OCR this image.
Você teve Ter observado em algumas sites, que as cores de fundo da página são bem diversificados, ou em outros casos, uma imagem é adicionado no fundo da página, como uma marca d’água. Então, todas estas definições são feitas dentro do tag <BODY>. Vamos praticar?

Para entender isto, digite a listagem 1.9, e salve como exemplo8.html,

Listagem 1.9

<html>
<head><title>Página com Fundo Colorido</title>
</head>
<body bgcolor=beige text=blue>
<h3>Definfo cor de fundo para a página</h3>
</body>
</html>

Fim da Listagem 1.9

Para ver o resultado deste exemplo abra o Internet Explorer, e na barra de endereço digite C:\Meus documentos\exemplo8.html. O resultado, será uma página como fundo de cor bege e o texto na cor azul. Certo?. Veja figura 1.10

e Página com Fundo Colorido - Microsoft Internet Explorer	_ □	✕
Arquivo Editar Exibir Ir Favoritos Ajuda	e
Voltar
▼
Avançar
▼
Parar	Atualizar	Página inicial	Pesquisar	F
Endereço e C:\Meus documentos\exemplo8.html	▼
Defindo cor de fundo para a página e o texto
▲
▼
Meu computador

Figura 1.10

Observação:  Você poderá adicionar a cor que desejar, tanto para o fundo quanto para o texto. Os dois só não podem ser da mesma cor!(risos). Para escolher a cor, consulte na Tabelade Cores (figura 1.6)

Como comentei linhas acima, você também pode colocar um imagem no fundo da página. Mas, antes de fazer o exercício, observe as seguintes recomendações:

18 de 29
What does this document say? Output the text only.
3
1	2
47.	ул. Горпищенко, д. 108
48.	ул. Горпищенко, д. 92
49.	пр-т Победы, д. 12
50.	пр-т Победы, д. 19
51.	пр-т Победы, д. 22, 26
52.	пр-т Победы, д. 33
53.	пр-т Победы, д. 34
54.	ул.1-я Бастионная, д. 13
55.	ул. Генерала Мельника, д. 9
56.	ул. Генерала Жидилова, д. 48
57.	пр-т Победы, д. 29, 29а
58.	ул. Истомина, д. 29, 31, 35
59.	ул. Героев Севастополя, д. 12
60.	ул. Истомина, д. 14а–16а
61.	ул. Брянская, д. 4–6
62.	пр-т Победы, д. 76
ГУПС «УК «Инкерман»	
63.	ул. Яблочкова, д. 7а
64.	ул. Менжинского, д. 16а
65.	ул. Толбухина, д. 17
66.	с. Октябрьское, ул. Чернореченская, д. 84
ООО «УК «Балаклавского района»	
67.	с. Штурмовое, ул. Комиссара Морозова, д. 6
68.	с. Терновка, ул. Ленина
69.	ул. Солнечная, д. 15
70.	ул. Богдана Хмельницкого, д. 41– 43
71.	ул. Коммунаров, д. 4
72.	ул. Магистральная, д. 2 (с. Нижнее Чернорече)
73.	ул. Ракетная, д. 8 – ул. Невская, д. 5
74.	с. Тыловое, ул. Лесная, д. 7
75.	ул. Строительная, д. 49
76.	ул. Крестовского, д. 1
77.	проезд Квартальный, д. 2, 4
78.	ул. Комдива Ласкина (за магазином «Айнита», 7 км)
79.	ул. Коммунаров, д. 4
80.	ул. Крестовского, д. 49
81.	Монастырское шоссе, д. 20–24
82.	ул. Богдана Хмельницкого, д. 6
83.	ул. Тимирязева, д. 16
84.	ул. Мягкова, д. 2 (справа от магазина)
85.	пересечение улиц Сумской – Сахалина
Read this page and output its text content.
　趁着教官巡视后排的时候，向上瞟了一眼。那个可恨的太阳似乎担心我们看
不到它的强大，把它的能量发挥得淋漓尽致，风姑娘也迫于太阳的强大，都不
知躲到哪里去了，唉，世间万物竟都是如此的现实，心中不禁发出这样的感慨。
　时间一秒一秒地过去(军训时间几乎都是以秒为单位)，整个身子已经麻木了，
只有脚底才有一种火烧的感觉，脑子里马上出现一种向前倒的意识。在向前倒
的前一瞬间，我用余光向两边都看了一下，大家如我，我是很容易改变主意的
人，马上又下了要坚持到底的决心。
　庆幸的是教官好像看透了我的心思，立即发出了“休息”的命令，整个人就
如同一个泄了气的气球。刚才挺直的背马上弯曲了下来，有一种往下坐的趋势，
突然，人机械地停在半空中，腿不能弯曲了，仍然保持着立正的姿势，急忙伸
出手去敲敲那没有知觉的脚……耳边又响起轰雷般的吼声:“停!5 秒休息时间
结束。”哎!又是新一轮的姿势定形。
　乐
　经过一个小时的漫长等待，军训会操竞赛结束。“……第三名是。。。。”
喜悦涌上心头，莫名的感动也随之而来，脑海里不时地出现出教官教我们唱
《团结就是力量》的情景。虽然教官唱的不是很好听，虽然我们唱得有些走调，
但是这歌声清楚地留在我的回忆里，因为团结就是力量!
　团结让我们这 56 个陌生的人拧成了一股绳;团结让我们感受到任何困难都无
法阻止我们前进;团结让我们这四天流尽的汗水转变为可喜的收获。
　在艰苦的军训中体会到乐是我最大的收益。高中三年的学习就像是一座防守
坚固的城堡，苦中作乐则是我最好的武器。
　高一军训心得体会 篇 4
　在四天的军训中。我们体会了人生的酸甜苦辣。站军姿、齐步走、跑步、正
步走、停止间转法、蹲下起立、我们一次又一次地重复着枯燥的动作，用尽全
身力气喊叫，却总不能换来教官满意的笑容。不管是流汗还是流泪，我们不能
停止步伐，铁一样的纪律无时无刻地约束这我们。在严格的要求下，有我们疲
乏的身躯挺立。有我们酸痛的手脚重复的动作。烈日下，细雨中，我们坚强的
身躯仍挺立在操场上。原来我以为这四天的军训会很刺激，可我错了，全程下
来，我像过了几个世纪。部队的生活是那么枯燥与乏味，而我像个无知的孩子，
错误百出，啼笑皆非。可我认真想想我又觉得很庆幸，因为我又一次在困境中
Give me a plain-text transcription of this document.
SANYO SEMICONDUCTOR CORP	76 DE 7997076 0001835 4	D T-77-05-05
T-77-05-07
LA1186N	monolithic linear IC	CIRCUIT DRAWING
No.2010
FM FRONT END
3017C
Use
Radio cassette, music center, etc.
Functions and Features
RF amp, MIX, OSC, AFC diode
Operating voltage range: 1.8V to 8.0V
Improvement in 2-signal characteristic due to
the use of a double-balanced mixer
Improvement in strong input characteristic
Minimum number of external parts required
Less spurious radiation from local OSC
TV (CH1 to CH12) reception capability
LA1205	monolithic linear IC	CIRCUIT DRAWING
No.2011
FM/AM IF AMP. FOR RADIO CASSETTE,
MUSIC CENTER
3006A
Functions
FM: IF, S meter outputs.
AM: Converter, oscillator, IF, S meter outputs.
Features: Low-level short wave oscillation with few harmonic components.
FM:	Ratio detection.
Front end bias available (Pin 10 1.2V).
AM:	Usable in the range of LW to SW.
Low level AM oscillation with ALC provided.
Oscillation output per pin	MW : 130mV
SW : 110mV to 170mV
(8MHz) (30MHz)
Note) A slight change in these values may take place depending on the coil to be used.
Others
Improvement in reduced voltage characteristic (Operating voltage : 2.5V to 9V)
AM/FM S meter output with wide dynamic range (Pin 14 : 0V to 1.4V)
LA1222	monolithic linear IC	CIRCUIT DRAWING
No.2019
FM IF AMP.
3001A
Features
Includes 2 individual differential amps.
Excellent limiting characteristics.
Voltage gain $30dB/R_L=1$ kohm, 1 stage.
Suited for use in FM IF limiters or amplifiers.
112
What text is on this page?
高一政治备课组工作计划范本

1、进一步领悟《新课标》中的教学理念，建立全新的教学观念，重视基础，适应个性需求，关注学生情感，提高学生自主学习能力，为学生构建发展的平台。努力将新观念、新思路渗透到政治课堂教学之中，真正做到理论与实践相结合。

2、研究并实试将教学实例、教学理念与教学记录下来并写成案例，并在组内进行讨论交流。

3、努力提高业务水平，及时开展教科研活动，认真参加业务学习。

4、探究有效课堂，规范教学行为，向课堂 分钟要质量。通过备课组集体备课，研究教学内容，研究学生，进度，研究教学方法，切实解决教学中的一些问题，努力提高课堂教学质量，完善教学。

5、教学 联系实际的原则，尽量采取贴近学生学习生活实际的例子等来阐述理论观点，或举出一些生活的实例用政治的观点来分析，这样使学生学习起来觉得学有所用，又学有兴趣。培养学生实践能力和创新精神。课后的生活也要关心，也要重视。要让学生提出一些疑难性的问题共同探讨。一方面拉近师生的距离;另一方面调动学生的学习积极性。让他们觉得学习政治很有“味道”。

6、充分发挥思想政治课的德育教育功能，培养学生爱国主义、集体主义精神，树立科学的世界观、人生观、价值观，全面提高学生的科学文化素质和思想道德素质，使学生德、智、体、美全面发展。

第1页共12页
● ● ● ● ● ● ●
◆ **WHAT IS EXPECTED**: From the entries above, copy out every line where the string "Features" appears.

◆ **PROBLEM SOLUTION**:
Functions and Features
Features: Low-level short wave oscillation with few harmonic components.
Features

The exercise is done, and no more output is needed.